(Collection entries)
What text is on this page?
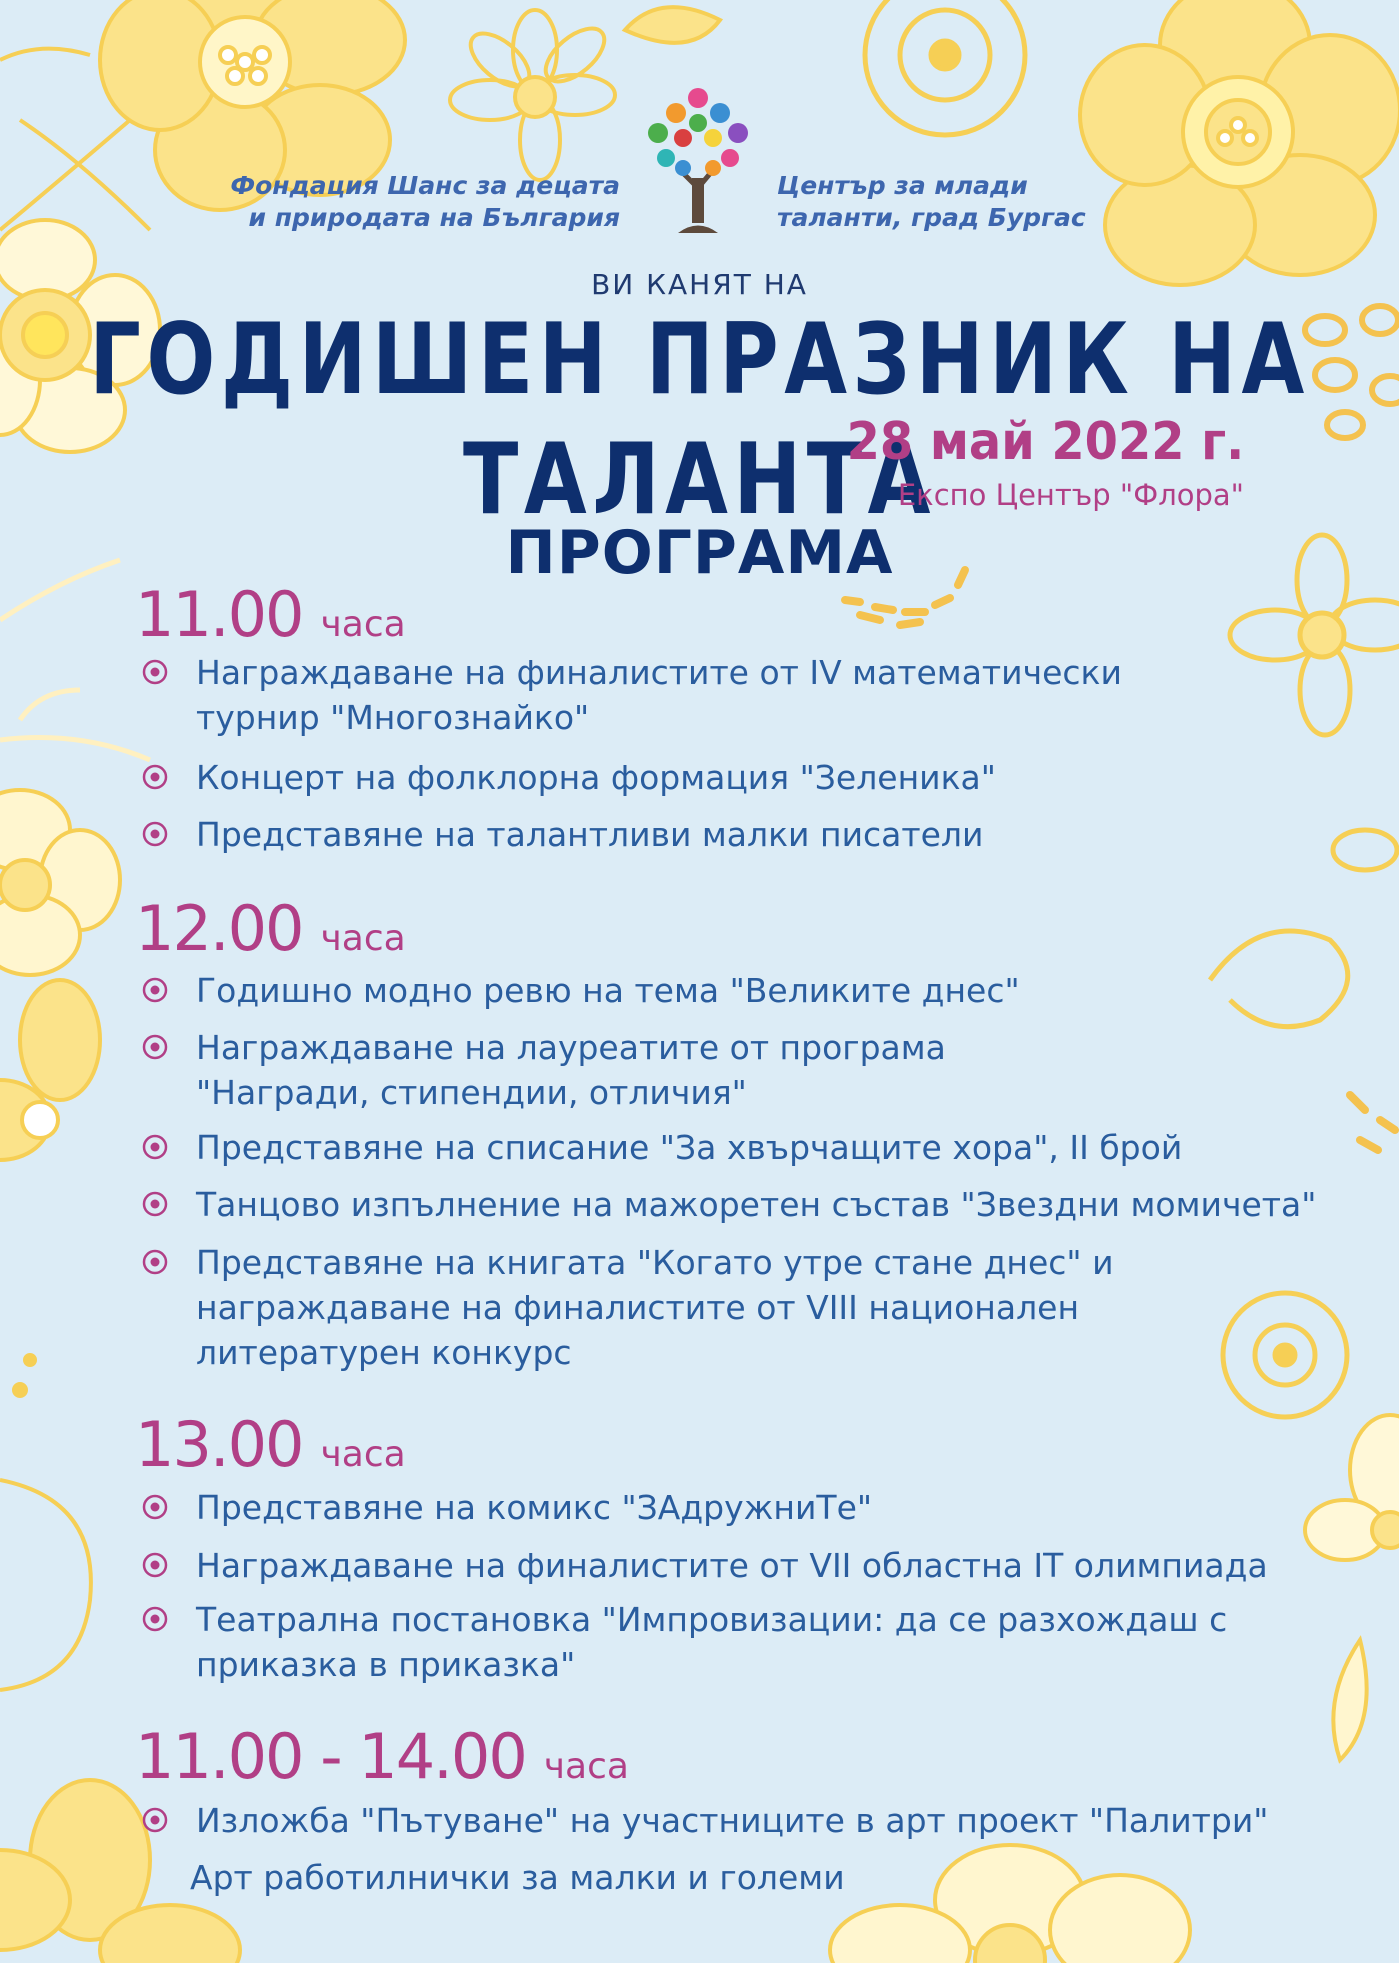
Фондация Шанс за децата
и природата на България
Център за млади
таланти, град Бургас
ВИ КАНЯТ НА
ГОДИШЕН ПРАЗНИК НА ТАЛАНТА
28 май 2022 г.
Експо Център "Флора"
ПРОГРАМА
11.00 часа
Награждаване на финалистите от IV математически
турнир "Многознайко"
Концерт на фолклорна формация "Зеленика"
Представяне на талантливи малки писатели
12.00 часа
Годишно модно ревю на тема "Великите днес"
Награждаване на лауреатите от програма
"Награди, стипендии, отличия"
Представяне на списание "За хвърчащите хора", II брой
Танцово изпълнение на мажоретен състав "Звездни момичета"
Представяне на книгата "Когато утре стане днес" и
награждаване на финалистите от VIII национален
литературен конкурс
13.00 часа
Представяне на комикс "ЗАдружниТе"
Награждаване на финалистите от VII областна IT олимпиада
Театрална постановка "Импровизации: да се разхождаш с
приказка в приказка"
11.00 - 14.00 часа
Изложба "Пътуване" на участниците в арт проект "Палитри"
Арт работилнички за малки и големи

=== DO THIS ===
Quote the preceding records in their entirety, excluding every picture.

=== FULL OUTPUT ===
What text is on this page?
Фондация Шанс за децата
и природата на България
Център за млади
таланти, град Бургас
ВИ КАНЯТ НА
ГОДИШЕН ПРАЗНИК НА ТАЛАНТА
28 май 2022 г.
Експо Център "Флора"
ПРОГРАМА
11.00 часа
Награждаване на финалистите от IV математически
турнир "Многознайко"
Концерт на фолклорна формация "Зеленика"
Представяне на талантливи малки писатели
12.00 часа
Годишно модно ревю на тема "Великите днес"
Награждаване на лауреатите от програма
"Награди, стипендии, отличия"
Представяне на списание "За хвърчащите хора", II брой
Танцово изпълнение на мажоретен състав "Звездни момичета"
Представяне на книгата "Когато утре стане днес" и
награждаване на финалистите от VIII национален
литературен конкурс
13.00 часа
Представяне на комикс "ЗАдружниТе"
Награждаване на финалистите от VII областна IT олимпиада
Театрална постановка "Импровизации: да се разхождаш с
приказка в приказка"
11.00 - 14.00 часа
Изложба "Пътуване" на участниците в арт проект "Палитри"
Арт работилнички за малки и големи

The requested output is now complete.